**Records supplied**
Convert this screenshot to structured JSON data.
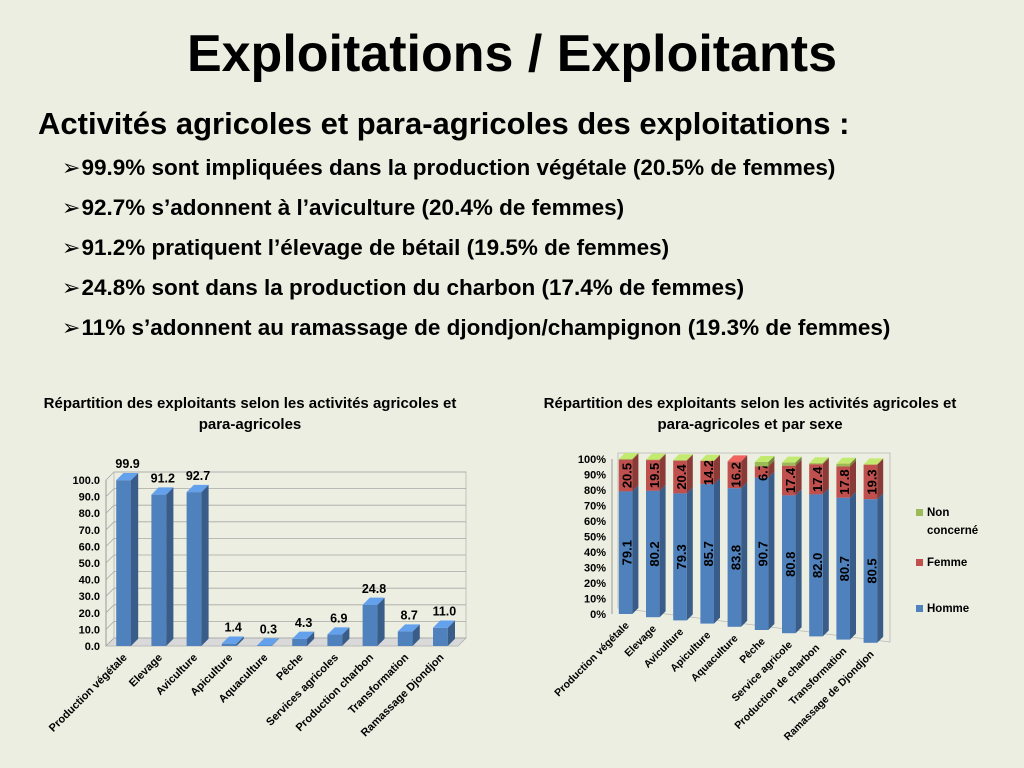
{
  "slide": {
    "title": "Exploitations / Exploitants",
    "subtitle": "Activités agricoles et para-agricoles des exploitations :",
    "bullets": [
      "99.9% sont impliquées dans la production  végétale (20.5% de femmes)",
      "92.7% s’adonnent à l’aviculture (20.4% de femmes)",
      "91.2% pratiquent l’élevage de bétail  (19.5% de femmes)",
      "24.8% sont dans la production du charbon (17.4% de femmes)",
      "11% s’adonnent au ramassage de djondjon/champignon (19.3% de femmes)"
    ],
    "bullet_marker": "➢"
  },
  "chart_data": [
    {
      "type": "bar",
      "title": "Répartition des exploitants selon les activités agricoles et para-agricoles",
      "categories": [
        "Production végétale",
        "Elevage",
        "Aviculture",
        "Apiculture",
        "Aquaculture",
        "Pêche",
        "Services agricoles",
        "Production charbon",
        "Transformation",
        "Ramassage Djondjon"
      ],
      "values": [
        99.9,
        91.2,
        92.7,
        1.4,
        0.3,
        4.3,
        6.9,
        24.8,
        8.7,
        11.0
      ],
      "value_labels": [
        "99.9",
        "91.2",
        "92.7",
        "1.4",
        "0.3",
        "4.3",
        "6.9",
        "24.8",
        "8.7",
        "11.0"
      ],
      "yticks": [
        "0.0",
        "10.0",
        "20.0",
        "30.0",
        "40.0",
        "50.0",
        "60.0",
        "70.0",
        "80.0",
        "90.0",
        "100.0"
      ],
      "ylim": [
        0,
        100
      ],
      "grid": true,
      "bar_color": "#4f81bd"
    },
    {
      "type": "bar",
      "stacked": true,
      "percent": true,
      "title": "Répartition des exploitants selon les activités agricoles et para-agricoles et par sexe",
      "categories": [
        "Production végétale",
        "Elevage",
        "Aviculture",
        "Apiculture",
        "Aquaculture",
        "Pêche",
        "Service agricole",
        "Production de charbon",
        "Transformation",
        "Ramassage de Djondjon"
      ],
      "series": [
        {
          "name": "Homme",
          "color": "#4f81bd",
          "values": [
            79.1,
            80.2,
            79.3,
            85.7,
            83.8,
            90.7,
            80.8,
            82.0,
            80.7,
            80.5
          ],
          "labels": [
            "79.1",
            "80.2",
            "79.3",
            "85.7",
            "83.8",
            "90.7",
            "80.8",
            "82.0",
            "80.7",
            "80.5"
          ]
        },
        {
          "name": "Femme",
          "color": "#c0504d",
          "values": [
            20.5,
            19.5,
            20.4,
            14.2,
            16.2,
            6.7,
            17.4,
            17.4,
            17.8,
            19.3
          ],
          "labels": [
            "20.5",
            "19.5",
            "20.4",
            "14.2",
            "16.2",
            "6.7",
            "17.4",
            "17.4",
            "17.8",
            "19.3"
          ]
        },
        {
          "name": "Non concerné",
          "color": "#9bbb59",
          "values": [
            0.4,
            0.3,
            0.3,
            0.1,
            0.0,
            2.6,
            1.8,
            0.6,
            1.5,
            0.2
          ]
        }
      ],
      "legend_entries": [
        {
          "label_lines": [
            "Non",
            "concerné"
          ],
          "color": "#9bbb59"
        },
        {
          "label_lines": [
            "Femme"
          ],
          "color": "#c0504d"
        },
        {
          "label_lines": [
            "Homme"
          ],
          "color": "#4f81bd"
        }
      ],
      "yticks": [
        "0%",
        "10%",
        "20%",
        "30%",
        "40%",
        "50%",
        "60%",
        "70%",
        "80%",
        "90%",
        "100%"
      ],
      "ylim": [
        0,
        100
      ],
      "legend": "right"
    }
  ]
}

**Short problem**
Examine the entries and report how many of their lines contain the string "name", giving no more than the number.

**Complete response**
3